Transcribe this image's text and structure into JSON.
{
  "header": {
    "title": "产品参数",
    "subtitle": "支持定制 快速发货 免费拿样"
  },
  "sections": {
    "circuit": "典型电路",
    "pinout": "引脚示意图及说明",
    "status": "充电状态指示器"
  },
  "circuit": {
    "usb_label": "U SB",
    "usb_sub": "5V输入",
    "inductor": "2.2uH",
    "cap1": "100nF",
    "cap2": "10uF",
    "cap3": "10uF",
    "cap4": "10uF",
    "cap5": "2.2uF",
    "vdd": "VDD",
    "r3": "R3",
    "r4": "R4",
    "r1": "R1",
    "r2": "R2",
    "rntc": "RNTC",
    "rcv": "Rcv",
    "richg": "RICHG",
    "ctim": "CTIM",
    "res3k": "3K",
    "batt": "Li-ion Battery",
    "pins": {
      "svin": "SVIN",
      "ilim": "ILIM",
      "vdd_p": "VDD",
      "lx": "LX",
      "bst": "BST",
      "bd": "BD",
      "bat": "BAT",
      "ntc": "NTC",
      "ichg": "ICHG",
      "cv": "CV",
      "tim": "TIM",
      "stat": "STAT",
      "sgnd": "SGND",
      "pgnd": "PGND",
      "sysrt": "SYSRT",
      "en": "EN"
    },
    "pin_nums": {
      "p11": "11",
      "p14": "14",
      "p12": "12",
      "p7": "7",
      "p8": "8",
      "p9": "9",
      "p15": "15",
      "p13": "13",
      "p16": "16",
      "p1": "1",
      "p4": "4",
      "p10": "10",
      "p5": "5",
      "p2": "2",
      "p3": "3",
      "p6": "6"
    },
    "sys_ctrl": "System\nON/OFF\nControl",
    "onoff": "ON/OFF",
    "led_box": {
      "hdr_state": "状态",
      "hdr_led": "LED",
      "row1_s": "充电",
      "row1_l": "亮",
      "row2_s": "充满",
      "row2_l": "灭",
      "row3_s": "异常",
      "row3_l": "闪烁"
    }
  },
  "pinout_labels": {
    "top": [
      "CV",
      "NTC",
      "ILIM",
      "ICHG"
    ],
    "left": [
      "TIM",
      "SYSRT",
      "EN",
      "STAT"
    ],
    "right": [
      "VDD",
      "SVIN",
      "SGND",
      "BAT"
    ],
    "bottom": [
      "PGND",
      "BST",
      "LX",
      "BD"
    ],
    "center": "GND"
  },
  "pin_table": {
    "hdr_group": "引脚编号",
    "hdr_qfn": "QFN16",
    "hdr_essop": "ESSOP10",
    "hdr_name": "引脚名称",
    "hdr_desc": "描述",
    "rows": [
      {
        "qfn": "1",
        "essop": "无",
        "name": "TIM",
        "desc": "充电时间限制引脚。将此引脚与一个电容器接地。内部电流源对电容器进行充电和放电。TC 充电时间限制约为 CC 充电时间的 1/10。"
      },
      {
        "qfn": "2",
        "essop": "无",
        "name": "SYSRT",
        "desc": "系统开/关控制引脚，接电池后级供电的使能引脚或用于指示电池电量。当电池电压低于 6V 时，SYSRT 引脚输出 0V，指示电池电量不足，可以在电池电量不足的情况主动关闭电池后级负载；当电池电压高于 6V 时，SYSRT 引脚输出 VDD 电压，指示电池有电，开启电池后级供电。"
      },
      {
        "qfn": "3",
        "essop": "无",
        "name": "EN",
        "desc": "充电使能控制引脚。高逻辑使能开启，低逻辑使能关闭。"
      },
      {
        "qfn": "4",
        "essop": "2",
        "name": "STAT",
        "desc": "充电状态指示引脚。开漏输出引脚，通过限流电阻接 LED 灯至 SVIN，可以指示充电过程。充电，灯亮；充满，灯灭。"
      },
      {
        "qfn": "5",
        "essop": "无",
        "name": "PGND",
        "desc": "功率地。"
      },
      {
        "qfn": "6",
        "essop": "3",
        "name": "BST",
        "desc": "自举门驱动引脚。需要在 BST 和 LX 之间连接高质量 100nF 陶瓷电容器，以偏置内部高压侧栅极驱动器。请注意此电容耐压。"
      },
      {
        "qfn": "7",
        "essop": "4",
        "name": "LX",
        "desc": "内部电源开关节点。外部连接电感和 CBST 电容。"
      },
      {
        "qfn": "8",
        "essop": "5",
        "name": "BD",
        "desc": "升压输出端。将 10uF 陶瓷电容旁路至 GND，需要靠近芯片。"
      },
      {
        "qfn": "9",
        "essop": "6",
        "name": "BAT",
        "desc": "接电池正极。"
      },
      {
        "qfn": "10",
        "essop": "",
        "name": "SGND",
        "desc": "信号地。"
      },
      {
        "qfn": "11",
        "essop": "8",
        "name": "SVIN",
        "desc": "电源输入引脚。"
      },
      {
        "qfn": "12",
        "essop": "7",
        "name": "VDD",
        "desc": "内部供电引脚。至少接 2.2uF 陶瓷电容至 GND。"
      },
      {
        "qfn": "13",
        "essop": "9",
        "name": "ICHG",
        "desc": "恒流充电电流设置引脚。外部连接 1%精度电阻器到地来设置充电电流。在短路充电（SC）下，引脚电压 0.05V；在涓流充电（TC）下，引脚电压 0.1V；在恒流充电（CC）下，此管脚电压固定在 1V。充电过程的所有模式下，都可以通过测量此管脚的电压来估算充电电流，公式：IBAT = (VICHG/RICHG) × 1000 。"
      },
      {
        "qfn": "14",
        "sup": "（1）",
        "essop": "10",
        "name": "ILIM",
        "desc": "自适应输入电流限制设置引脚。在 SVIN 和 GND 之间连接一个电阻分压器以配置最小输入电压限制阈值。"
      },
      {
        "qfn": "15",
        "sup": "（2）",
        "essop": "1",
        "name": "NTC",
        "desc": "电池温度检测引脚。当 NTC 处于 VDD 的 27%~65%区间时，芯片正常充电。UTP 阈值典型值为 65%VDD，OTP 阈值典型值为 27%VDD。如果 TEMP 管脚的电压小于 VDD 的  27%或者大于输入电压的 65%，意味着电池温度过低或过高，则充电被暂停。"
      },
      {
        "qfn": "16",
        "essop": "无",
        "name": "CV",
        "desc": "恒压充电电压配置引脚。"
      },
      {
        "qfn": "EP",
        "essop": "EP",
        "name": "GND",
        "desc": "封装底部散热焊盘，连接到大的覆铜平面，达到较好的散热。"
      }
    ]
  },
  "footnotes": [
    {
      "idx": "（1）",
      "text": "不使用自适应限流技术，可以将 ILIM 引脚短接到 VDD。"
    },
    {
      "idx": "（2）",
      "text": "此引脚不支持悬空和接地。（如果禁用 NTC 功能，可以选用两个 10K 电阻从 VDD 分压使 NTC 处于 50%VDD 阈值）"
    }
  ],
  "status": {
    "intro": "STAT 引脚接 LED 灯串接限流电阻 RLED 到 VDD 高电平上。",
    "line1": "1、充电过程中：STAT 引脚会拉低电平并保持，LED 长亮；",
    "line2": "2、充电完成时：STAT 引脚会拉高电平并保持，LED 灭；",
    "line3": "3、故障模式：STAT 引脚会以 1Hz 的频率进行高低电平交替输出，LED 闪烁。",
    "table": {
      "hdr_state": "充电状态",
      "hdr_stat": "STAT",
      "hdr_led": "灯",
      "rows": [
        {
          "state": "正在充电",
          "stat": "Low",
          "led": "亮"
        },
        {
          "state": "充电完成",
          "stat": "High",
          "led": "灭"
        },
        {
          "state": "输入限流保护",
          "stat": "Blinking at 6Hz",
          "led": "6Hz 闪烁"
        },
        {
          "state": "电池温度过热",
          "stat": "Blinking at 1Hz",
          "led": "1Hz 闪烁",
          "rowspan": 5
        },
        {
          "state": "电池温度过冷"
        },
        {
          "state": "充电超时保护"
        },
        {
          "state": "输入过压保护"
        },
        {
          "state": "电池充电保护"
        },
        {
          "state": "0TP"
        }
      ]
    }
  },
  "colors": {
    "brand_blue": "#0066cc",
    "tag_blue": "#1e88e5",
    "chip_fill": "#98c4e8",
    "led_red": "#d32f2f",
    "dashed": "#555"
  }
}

▸ **Required task**: All lines of the data above that include the word "ILIM" must be shown.

▸ **Answer to this task**:
      "ilim": "ILIM",
      "ILIM",
        "name": "ILIM",
      "text": "不使用自适应限流技术，可以将 ILIM 引脚短接到 VDD。"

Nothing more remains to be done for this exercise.